» **PROVIDED INFORMATION**:
+-------+

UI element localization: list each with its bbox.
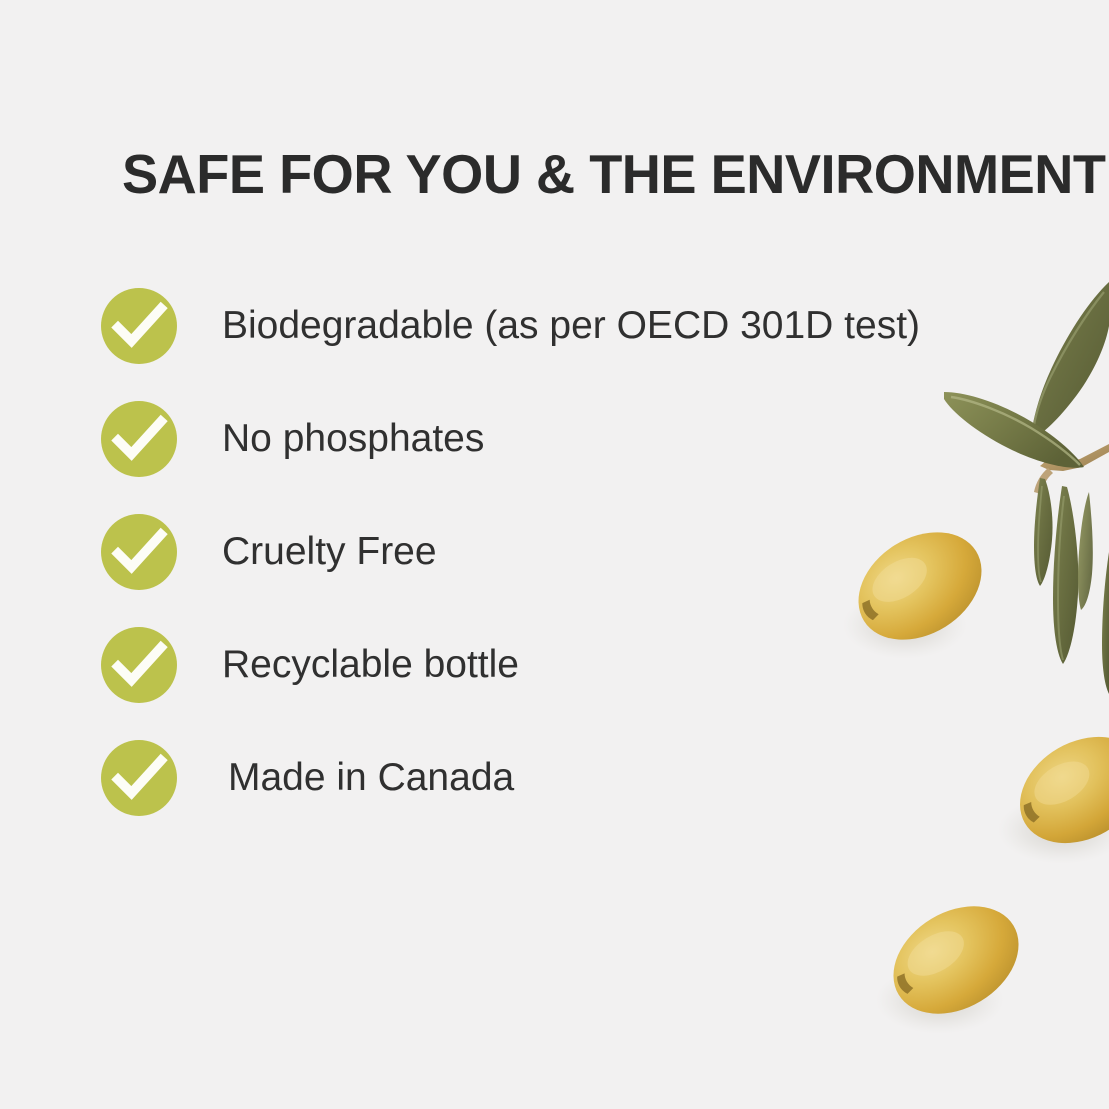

+-------+

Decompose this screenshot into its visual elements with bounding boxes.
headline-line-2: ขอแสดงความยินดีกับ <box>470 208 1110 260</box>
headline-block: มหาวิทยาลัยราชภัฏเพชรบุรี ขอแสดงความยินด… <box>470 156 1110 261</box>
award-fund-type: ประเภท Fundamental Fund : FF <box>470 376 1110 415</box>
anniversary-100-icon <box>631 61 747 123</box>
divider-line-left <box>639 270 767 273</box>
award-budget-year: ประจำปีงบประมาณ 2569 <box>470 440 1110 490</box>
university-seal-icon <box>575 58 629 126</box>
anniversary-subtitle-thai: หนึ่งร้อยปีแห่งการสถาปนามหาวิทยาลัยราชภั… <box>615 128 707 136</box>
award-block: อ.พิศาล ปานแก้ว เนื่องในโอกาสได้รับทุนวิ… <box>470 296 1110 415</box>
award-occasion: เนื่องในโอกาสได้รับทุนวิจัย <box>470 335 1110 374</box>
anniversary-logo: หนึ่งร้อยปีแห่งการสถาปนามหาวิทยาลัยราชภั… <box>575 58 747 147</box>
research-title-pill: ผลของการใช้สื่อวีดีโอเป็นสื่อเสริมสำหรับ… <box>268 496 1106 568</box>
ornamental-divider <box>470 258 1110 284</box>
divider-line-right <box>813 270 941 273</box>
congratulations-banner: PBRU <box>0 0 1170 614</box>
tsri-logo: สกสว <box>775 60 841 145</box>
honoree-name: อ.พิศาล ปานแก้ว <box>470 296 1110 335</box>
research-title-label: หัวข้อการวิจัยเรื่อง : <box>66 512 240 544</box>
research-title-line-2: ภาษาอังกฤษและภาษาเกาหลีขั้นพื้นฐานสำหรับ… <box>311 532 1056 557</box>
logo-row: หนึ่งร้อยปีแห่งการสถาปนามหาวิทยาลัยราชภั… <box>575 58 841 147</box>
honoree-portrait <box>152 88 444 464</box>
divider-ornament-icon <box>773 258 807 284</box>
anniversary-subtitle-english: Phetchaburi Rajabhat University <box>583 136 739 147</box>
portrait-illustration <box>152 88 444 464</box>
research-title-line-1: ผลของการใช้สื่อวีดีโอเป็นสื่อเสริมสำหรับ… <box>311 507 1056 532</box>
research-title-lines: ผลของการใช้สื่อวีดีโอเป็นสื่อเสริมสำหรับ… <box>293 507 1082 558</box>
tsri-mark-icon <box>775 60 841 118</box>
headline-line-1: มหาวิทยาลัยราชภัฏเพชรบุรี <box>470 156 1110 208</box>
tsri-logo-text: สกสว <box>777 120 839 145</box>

+-------+

» **YOUR INSTRUCTIONS**:
Print the lines from the one containing "Decompose this screenshot" up to and including the one containing "532 1056 557</box>", reproducing them without any change.

» **REPLY TO THE TASK**:
Decompose this screenshot into its visual elements with bounding boxes.
headline-line-2: ขอแสดงความยินดีกับ <box>470 208 1110 260</box>
headline-block: มหาวิทยาลัยราชภัฏเพชรบุรี ขอแสดงความยินด… <box>470 156 1110 261</box>
award-fund-type: ประเภท Fundamental Fund : FF <box>470 376 1110 415</box>
anniversary-100-icon <box>631 61 747 123</box>
divider-line-left <box>639 270 767 273</box>
award-budget-year: ประจำปีงบประมาณ 2569 <box>470 440 1110 490</box>
university-seal-icon <box>575 58 629 126</box>
anniversary-subtitle-thai: หนึ่งร้อยปีแห่งการสถาปนามหาวิทยาลัยราชภั… <box>615 128 707 136</box>
award-block: อ.พิศาล ปานแก้ว เนื่องในโอกาสได้รับทุนวิ… <box>470 296 1110 415</box>
award-occasion: เนื่องในโอกาสได้รับทุนวิจัย <box>470 335 1110 374</box>
anniversary-logo: หนึ่งร้อยปีแห่งการสถาปนามหาวิทยาลัยราชภั… <box>575 58 747 147</box>
research-title-pill: ผลของการใช้สื่อวีดีโอเป็นสื่อเสริมสำหรับ… <box>268 496 1106 568</box>
ornamental-divider <box>470 258 1110 284</box>
divider-line-right <box>813 270 941 273</box>
congratulations-banner: PBRU <box>0 0 1170 614</box>
tsri-logo: สกสว <box>775 60 841 145</box>
honoree-name: อ.พิศาล ปานแก้ว <box>470 296 1110 335</box>
research-title-label: หัวข้อการวิจัยเรื่อง : <box>66 512 240 544</box>
research-title-line-2: ภาษาอังกฤษและภาษาเกาหลีขั้นพื้นฐานสำหรับ… <box>311 532 1056 557</box>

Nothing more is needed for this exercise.